=== Record list ===
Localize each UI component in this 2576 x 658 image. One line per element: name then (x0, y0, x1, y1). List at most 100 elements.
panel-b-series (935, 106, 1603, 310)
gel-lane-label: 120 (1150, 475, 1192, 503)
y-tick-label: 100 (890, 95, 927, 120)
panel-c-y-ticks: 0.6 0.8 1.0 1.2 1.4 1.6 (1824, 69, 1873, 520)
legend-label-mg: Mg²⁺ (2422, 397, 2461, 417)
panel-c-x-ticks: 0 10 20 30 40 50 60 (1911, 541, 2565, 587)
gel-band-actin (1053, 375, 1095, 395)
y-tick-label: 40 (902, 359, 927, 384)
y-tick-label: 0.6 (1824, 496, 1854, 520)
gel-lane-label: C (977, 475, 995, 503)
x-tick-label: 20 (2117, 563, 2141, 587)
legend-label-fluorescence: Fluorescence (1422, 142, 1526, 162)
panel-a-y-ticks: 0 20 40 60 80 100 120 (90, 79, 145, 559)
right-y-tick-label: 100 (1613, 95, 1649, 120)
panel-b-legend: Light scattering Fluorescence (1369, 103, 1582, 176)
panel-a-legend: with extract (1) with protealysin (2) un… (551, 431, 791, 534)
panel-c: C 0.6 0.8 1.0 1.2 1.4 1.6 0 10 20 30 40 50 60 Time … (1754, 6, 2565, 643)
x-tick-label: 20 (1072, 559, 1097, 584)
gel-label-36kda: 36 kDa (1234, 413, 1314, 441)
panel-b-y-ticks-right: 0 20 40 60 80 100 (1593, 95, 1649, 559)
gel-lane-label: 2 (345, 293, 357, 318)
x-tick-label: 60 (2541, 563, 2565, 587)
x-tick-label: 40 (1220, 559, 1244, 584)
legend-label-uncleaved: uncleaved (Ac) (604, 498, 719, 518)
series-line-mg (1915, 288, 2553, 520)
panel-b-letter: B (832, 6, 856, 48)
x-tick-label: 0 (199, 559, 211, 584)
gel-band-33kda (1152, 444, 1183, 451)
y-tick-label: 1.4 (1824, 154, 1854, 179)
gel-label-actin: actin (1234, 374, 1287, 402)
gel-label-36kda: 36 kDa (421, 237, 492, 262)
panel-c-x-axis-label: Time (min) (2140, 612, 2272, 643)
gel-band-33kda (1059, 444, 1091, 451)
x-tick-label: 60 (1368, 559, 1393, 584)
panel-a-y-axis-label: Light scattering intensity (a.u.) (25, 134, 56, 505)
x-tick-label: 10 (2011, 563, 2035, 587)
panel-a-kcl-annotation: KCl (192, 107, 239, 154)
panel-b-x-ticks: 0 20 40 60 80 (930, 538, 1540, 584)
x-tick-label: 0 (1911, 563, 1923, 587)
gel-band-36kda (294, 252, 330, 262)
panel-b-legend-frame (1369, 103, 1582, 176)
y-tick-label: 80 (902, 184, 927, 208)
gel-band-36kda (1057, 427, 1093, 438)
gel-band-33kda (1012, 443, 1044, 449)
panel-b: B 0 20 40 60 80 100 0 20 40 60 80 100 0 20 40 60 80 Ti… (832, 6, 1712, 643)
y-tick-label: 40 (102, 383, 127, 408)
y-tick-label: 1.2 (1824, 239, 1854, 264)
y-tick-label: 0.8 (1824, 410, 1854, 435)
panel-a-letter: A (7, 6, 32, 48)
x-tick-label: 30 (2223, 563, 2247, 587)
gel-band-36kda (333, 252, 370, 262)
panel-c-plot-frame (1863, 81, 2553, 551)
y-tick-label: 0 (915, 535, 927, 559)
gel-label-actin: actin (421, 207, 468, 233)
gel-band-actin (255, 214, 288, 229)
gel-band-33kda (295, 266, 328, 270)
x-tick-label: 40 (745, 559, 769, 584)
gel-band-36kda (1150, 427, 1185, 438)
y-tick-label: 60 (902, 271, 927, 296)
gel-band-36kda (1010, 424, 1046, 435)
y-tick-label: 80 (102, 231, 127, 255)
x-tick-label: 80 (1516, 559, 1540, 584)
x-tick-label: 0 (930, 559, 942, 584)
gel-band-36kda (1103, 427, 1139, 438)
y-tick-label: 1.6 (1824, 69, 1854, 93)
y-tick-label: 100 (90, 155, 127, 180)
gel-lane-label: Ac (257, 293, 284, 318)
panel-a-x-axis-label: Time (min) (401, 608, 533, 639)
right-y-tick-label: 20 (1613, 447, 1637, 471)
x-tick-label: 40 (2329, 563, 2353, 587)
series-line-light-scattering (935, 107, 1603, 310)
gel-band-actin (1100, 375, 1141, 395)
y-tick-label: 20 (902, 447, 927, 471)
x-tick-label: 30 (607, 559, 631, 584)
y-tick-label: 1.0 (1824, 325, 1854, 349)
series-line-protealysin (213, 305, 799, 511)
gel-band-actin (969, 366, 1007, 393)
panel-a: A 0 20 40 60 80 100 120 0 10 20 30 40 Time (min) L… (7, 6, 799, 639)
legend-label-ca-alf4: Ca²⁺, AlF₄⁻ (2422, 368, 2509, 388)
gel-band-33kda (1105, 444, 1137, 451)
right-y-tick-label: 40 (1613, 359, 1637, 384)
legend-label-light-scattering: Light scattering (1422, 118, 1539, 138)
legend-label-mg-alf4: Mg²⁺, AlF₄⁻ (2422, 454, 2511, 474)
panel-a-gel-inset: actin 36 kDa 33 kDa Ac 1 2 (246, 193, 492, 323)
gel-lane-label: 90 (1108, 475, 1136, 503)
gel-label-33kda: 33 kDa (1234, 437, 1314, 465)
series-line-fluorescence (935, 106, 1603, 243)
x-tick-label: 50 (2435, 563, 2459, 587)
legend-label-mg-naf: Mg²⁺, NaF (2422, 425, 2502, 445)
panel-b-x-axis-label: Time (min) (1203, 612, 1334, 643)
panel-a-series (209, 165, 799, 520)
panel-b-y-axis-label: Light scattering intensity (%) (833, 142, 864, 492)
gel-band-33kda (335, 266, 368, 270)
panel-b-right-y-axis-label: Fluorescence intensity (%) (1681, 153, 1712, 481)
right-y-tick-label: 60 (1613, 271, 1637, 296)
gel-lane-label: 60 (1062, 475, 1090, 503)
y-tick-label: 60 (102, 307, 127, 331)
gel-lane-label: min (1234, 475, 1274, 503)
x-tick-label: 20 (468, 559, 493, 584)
===
Objective: Can you convert every line in the records above into a numbered list, leaving out any blank lines?

Solution:
1. Localize each UI component in this 2576 x 658 image. One line per element: name then (x0, y0, x1, y1). List at most 100 elements.
2. panel-b-series (935, 106, 1603, 310)
3. gel-lane-label: 120 (1150, 475, 1192, 503)
4. y-tick-label: 100 (890, 95, 927, 120)
5. panel-c-y-ticks: 0.6 0.8 1.0 1.2 1.4 1.6 (1824, 69, 1873, 520)
6. legend-label-mg: Mg²⁺ (2422, 397, 2461, 417)
7. panel-c-x-ticks: 0 10 20 30 40 50 60 (1911, 541, 2565, 587)
8. gel-band-actin (1053, 375, 1095, 395)
9. y-tick-label: 40 (902, 359, 927, 384)
10. y-tick-label: 0.6 (1824, 496, 1854, 520)
11. gel-lane-label: C (977, 475, 995, 503)
12. x-tick-label: 20 (2117, 563, 2141, 587)
13. legend-label-fluorescence: Fluorescence (1422, 142, 1526, 162)
14. panel-a-y-ticks: 0 20 40 60 80 100 120 (90, 79, 145, 559)
15. right-y-tick-label: 100 (1613, 95, 1649, 120)
16. panel-b-legend: Light scattering Fluorescence (1369, 103, 1582, 176)
17. panel-a-legend: with extract (1) with protealysin (2) un… (551, 431, 791, 534)
18. panel-c: C 0.6 0.8 1.0 1.2 1.4 1.6 0 10 20 30 40 50 60 Time … (1754, 6, 2565, 643)
19. x-tick-label: 20 (1072, 559, 1097, 584)
20. gel-label-36kda: 36 kDa (1234, 413, 1314, 441)
21. panel-b-y-ticks-right: 0 20 40 60 80 100 (1593, 95, 1649, 559)
22. gel-lane-label: 2 (345, 293, 357, 318)
23. x-tick-label: 60 (2541, 563, 2565, 587)
24. x-tick-label: 40 (1220, 559, 1244, 584)
25. legend-label-uncleaved: uncleaved (Ac) (604, 498, 719, 518)
26. series-line-mg (1915, 288, 2553, 520)
27. panel-b-letter: B (832, 6, 856, 48)
28. x-tick-label: 0 (199, 559, 211, 584)
29. gel-band-33kda (1152, 444, 1183, 451)
30. y-tick-label: 1.4 (1824, 154, 1854, 179)
31. gel-label-actin: actin (1234, 374, 1287, 402)
32. gel-label-36kda: 36 kDa (421, 237, 492, 262)
33. panel-c-x-axis-label: Time (min) (2140, 612, 2272, 643)
34. gel-band-33kda (1059, 444, 1091, 451)
35. x-tick-label: 60 (1368, 559, 1393, 584)
36. panel-a-y-axis-label: Light scattering intensity (a.u.) (25, 134, 56, 505)
37. x-tick-label: 10 (2011, 563, 2035, 587)
38. panel-a-kcl-annotation: KCl (192, 107, 239, 154)
39. panel-b-x-ticks: 0 20 40 60 80 (930, 538, 1540, 584)
40. x-tick-label: 0 (1911, 563, 1923, 587)
41. gel-band-36kda (294, 252, 330, 262)
42. panel-b-legend-frame (1369, 103, 1582, 176)
43. y-tick-label: 80 (902, 184, 927, 208)
44. gel-band-36kda (1057, 427, 1093, 438)
45. gel-band-33kda (1012, 443, 1044, 449)
46. panel-b: B 0 20 40 60 80 100 0 20 40 60 80 100 0 20 40 60 80 Ti… (832, 6, 1712, 643)
47. y-tick-label: 40 (102, 383, 127, 408)
48. y-tick-label: 1.2 (1824, 239, 1854, 264)
49. y-tick-label: 0.8 (1824, 410, 1854, 435)
50. panel-a-letter: A (7, 6, 32, 48)
51. x-tick-label: 30 (2223, 563, 2247, 587)
52. gel-band-36kda (333, 252, 370, 262)
53. panel-c-plot-frame (1863, 81, 2553, 551)
54. y-tick-label: 0 (915, 535, 927, 559)
55. gel-label-actin: actin (421, 207, 468, 233)
56. gel-band-actin (255, 214, 288, 229)
57. gel-band-33kda (295, 266, 328, 270)
58. x-tick-label: 40 (745, 559, 769, 584)
59. gel-band-36kda (1150, 427, 1185, 438)
60. y-tick-label: 60 (902, 271, 927, 296)
61. gel-band-36kda (1010, 424, 1046, 435)
62. y-tick-label: 80 (102, 231, 127, 255)
63. x-tick-label: 80 (1516, 559, 1540, 584)
64. x-tick-label: 0 (930, 559, 942, 584)
65. gel-band-36kda (1103, 427, 1139, 438)
66. y-tick-label: 1.6 (1824, 69, 1854, 93)
67. y-tick-label: 100 (90, 155, 127, 180)
68. gel-lane-label: Ac (257, 293, 284, 318)
69. panel-a-x-axis-label: Time (min) (401, 608, 533, 639)
70. right-y-tick-label: 20 (1613, 447, 1637, 471)
71. x-tick-label: 40 (2329, 563, 2353, 587)
72. series-line-light-scattering (935, 107, 1603, 310)
73. gel-band-actin (1100, 375, 1141, 395)
74. y-tick-label: 20 (902, 447, 927, 471)
75. x-tick-label: 30 (607, 559, 631, 584)
76. y-tick-label: 1.0 (1824, 325, 1854, 349)
77. series-line-protealysin (213, 305, 799, 511)
78. gel-band-actin (969, 366, 1007, 393)
79. panel-a: A 0 20 40 60 80 100 120 0 10 20 30 40 Time (min) L… (7, 6, 799, 639)
80. legend-label-ca-alf4: Ca²⁺, AlF₄⁻ (2422, 368, 2509, 388)
81. gel-band-33kda (1105, 444, 1137, 451)
82. right-y-tick-label: 40 (1613, 359, 1637, 384)
83. legend-label-light-scattering: Light scattering (1422, 118, 1539, 138)
84. legend-label-mg-alf4: Mg²⁺, AlF₄⁻ (2422, 454, 2511, 474)
85. panel-a-gel-inset: actin 36 kDa 33 kDa Ac 1 2 (246, 193, 492, 323)
86. gel-lane-label: 90 (1108, 475, 1136, 503)
87. gel-label-33kda: 33 kDa (1234, 437, 1314, 465)
88. series-line-fluorescence (935, 106, 1603, 243)
89. x-tick-label: 50 (2435, 563, 2459, 587)
90. legend-label-mg-naf: Mg²⁺, NaF (2422, 425, 2502, 445)
91. panel-b-x-axis-label: Time (min) (1203, 612, 1334, 643)
92. panel-a-series (209, 165, 799, 520)
93. panel-b-y-axis-label: Light scattering intensity (%) (833, 142, 864, 492)
94. gel-band-33kda (335, 266, 368, 270)
95. panel-b-right-y-axis-label: Fluorescence intensity (%) (1681, 153, 1712, 481)
96. right-y-tick-label: 60 (1613, 271, 1637, 296)
97. gel-lane-label: 60 (1062, 475, 1090, 503)
98. y-tick-label: 60 (102, 307, 127, 331)
99. gel-lane-label: min (1234, 475, 1274, 503)
100. x-tick-label: 20 (468, 559, 493, 584)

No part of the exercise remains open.